# [Stored entries]
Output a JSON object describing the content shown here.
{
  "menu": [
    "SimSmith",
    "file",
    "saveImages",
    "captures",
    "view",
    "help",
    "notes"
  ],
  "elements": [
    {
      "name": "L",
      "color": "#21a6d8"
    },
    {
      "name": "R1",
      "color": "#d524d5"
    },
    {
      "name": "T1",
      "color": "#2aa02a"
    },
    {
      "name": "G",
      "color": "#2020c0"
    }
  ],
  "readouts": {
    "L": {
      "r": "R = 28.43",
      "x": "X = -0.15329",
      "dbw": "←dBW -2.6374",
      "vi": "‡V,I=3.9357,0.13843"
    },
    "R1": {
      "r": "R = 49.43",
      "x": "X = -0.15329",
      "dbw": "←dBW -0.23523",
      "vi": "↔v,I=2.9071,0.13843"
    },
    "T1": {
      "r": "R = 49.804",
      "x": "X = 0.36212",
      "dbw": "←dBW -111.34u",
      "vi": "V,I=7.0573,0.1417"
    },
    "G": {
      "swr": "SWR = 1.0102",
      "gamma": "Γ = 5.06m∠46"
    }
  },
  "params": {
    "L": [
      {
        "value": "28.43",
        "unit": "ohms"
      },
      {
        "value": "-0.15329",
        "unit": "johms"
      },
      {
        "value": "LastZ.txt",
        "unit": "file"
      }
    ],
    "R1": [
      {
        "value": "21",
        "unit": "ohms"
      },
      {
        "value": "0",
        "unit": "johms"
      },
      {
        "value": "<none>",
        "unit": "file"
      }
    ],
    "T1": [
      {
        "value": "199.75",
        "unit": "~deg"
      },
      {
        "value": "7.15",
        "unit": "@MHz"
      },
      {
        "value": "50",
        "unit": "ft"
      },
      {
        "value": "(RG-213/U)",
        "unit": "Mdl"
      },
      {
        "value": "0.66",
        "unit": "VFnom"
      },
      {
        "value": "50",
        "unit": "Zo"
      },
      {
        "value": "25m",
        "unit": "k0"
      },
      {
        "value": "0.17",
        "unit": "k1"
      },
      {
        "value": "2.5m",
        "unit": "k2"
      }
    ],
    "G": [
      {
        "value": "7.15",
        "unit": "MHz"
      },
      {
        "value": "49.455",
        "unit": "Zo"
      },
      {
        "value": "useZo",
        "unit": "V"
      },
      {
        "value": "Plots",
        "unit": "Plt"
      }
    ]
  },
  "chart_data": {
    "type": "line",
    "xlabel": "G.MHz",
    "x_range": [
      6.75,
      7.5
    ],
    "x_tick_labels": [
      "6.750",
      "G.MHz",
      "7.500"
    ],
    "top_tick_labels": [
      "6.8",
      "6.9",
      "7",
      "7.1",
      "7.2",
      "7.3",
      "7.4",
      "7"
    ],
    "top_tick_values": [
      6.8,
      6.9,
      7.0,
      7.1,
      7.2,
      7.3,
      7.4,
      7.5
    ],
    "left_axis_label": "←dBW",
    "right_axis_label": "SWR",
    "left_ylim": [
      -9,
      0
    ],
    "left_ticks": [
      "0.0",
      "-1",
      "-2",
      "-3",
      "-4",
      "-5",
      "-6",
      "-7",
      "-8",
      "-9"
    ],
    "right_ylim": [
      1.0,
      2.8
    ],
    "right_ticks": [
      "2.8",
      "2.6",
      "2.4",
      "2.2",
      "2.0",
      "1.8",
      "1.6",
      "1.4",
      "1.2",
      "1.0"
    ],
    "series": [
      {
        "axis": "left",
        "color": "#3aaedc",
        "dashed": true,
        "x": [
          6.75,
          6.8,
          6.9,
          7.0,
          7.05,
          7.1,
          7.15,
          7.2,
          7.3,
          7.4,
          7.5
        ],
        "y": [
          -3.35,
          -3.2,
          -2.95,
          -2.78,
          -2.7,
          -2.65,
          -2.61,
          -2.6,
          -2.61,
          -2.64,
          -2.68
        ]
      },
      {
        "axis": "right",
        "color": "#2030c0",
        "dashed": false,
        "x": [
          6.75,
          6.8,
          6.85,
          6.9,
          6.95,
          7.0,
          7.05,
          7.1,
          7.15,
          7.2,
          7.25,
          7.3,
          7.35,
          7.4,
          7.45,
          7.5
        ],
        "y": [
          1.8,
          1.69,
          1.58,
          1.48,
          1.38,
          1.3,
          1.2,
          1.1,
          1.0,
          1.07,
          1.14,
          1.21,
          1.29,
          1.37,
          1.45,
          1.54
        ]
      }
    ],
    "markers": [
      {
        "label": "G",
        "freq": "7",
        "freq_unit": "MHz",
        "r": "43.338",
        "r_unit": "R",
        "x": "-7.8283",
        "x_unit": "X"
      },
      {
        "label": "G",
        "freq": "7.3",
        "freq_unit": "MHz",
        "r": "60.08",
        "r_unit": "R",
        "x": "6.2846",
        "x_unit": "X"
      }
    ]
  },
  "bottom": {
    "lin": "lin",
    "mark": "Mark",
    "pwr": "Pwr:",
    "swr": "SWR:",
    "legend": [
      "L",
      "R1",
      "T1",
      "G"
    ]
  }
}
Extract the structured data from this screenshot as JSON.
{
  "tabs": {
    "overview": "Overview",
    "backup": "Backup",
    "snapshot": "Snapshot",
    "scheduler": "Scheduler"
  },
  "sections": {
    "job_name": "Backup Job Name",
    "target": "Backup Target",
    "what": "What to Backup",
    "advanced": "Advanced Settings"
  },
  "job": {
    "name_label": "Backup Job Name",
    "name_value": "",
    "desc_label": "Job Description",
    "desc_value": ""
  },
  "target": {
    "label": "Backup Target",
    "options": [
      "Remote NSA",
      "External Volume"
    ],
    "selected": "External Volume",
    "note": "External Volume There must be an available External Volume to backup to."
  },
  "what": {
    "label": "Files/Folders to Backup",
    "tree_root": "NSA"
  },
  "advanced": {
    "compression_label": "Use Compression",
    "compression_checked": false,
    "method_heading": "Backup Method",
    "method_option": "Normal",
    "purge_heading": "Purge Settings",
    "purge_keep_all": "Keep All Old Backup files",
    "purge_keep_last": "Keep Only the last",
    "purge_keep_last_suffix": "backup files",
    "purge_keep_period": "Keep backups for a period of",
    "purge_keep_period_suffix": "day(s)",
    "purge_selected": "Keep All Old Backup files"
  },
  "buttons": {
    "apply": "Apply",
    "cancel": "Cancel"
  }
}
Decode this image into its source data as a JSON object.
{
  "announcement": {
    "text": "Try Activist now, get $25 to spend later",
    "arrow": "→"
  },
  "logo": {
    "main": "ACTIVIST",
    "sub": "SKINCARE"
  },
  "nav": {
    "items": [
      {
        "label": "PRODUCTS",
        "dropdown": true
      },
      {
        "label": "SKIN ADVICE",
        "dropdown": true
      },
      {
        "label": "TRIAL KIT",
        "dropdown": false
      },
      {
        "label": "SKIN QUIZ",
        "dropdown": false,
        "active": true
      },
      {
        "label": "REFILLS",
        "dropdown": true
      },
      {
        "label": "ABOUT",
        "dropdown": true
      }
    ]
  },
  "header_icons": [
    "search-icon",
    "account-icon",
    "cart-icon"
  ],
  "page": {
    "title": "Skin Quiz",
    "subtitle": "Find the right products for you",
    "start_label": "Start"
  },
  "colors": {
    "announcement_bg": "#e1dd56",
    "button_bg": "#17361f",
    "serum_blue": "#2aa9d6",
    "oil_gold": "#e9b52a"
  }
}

# [WHAT THIS TASK INVOLVES]
Return exactly the lines of the data, and only those, from the line with "Decode this image" through the last line, inclusive.

# [ANSWER FOR THIS EXERCISE]
Decode this image into its source data as a JSON object.
{
  "announcement": {
    "text": "Try Activist now, get $25 to spend later",
    "arrow": "→"
  },
  "logo": {
    "main": "ACTIVIST",
    "sub": "SKINCARE"
  },
  "nav": {
    "items": [
      {
        "label": "PRODUCTS",
        "dropdown": true
      },
      {
        "label": "SKIN ADVICE",
        "dropdown": true
      },
      {
        "label": "TRIAL KIT",
        "dropdown": false
      },
      {
        "label": "SKIN QUIZ",
        "dropdown": false,
        "active": true
      },
      {
        "label": "REFILLS",
        "dropdown": true
      },
      {
        "label": "ABOUT",
        "dropdown": true
      }
    ]
  },
  "header_icons": [
    "search-icon",
    "account-icon",
    "cart-icon"
  ],
  "page": {
    "title": "Skin Quiz",
    "subtitle": "Find the right products for you",
    "start_label": "Start"
  },
  "colors": {
    "announcement_bg": "#e1dd56",
    "button_bg": "#17361f",
    "serum_blue": "#2aa9d6",
    "oil_gold": "#e9b52a"
  }
}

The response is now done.